═══ Records to use

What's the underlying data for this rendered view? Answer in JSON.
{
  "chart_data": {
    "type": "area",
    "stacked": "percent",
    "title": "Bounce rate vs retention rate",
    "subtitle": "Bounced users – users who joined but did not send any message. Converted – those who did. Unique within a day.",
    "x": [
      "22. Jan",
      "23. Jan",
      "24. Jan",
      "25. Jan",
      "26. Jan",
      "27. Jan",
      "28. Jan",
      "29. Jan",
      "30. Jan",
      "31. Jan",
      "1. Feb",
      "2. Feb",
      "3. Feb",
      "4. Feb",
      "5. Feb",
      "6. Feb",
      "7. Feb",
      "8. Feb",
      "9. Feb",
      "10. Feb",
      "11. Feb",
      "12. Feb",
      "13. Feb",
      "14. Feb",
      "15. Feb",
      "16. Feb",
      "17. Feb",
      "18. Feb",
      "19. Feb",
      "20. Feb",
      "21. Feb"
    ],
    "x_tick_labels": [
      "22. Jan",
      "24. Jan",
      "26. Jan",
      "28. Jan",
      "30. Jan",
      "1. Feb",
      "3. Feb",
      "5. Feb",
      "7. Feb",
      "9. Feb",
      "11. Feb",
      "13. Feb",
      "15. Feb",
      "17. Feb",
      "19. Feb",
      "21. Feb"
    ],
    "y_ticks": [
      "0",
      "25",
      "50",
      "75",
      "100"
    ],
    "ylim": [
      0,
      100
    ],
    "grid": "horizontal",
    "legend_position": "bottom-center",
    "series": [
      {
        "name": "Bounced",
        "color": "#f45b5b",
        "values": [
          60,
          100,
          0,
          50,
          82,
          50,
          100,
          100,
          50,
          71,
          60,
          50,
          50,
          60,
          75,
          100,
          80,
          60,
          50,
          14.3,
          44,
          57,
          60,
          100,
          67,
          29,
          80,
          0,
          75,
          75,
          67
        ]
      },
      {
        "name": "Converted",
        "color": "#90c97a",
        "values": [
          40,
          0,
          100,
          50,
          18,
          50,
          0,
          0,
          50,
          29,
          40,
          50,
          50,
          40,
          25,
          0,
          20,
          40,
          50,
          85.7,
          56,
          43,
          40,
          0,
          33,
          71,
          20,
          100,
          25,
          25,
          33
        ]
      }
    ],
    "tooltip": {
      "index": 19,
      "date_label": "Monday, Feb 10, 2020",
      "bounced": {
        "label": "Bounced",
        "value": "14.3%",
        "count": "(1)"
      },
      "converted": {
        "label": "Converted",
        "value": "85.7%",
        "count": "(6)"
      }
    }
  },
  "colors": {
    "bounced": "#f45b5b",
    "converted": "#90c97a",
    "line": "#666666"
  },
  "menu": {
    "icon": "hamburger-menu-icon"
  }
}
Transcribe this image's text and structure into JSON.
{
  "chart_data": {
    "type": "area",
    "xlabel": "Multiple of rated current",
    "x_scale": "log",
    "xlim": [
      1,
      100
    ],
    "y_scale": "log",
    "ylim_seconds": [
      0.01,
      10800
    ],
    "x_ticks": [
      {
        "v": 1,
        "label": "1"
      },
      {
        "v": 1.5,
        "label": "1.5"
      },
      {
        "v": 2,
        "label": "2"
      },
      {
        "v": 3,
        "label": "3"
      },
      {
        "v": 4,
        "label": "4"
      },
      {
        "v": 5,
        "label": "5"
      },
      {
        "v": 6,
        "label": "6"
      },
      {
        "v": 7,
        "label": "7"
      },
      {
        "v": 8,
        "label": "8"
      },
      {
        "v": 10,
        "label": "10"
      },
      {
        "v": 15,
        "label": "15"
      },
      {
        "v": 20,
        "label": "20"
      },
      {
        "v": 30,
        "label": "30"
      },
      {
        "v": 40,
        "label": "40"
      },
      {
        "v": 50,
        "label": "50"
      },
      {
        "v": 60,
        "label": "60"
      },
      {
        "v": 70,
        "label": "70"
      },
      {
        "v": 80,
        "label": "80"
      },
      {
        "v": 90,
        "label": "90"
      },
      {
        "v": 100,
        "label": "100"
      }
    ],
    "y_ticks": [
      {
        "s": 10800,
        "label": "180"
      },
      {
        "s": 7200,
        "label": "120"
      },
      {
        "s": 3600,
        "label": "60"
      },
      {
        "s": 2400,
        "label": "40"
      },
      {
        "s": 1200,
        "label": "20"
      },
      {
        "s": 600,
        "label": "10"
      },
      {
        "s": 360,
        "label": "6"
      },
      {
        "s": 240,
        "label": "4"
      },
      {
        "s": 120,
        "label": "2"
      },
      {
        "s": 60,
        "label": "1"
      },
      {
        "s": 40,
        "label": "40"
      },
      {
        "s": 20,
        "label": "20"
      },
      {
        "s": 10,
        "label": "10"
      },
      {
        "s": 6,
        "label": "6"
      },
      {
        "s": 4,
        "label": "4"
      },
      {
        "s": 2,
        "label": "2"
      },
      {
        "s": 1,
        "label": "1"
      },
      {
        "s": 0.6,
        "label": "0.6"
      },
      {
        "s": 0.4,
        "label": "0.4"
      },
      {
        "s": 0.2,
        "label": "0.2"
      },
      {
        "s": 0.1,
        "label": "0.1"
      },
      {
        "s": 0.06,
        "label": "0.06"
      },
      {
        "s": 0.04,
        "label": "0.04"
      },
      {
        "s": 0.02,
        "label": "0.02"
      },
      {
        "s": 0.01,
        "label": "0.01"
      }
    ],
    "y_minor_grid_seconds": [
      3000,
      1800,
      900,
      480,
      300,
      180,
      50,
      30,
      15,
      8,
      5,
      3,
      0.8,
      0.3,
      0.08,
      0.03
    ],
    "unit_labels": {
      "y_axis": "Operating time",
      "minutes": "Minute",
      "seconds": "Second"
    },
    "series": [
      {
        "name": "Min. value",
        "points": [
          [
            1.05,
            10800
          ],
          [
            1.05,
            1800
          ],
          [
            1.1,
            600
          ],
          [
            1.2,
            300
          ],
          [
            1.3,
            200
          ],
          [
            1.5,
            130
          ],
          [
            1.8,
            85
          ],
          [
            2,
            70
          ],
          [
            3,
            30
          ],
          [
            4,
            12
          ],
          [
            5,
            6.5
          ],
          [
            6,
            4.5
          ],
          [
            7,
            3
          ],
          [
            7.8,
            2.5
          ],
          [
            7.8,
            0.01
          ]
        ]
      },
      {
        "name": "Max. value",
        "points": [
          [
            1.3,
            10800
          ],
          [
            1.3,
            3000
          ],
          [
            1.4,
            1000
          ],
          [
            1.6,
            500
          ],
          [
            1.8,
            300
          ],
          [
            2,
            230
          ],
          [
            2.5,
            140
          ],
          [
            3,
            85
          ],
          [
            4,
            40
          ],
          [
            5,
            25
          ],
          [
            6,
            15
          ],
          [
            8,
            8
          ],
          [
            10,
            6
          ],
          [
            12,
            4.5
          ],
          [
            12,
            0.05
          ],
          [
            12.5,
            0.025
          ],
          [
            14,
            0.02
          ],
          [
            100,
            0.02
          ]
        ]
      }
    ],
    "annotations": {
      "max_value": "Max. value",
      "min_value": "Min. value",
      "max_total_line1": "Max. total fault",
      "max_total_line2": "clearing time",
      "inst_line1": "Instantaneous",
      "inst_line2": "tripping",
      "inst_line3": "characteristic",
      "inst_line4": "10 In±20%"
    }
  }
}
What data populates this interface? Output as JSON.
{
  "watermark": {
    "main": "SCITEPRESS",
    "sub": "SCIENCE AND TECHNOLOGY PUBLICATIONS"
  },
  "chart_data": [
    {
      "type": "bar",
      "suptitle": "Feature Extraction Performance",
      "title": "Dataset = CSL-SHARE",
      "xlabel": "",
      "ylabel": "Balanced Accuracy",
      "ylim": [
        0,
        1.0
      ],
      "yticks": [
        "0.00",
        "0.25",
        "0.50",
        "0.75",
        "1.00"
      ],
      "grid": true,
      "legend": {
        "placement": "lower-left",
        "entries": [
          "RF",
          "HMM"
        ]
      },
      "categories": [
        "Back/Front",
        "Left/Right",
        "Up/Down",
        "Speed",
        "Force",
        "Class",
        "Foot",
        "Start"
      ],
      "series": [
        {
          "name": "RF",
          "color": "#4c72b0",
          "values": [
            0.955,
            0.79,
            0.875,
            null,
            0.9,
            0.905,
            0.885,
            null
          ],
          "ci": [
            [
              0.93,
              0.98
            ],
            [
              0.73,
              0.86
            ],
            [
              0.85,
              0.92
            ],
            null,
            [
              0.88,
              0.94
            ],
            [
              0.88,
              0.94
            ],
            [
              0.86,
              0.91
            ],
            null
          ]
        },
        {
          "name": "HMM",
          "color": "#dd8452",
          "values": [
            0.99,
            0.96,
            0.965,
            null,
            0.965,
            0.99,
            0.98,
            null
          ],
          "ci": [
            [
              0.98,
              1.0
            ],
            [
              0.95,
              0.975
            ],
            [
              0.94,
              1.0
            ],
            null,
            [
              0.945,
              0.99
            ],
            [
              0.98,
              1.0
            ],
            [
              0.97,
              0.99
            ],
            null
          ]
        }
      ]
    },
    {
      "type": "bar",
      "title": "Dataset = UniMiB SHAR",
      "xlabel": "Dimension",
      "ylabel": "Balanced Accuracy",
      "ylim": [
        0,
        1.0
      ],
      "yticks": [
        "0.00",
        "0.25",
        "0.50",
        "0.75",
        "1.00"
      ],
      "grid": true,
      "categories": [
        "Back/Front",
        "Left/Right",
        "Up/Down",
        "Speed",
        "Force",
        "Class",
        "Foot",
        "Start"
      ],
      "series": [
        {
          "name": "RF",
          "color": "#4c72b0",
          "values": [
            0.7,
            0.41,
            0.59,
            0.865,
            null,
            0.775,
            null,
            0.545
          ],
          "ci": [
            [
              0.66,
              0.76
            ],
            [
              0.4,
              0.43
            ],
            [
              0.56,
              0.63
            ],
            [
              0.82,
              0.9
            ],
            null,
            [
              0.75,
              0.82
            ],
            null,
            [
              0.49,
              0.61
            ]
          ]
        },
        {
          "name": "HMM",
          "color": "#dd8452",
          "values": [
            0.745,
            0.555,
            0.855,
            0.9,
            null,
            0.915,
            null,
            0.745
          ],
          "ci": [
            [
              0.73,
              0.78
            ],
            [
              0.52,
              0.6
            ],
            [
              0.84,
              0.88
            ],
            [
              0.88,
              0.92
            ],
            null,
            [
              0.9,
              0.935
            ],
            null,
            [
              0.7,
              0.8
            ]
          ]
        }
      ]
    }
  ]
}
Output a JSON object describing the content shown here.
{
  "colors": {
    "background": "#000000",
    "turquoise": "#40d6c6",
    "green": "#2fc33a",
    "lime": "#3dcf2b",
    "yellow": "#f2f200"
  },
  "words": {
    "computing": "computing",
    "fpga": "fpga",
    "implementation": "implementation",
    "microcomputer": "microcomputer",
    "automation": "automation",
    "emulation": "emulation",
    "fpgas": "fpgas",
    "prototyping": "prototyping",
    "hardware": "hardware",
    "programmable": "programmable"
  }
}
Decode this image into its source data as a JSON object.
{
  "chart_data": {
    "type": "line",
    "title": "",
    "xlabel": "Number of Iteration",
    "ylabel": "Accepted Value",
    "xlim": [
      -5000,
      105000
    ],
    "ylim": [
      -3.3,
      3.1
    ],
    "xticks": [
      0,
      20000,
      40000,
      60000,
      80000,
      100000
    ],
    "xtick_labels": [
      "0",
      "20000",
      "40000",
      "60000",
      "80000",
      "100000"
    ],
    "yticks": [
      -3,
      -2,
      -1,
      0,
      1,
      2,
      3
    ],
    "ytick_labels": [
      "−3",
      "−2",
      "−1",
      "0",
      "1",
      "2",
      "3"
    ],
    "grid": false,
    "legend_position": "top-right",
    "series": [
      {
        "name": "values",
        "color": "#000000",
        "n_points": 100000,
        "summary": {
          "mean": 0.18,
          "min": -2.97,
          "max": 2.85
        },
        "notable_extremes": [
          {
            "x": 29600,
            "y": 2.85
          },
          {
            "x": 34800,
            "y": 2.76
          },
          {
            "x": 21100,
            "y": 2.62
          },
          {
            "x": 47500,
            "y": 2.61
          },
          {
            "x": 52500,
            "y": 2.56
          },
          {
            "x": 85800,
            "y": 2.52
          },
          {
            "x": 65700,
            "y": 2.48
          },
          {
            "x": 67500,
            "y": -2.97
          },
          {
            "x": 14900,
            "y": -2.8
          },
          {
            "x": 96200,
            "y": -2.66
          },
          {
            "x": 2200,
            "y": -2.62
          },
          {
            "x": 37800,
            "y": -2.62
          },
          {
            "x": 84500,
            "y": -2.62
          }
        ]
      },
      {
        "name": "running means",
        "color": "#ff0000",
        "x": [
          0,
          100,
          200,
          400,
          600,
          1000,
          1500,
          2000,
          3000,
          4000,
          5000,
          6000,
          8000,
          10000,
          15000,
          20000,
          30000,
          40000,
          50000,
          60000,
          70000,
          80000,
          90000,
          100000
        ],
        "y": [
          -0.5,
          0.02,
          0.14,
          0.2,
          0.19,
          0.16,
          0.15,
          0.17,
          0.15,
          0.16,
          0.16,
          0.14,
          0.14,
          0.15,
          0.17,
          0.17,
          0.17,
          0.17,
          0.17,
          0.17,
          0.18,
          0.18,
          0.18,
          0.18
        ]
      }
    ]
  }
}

══════

Filter the entries and copy out every line with the word "xlabel".

• [Exercise output]
    "xlabel": "Multiple of rated current",
      "xlabel": "",
      "xlabel": "Dimension",
    "xlabel": "Number of Iteration",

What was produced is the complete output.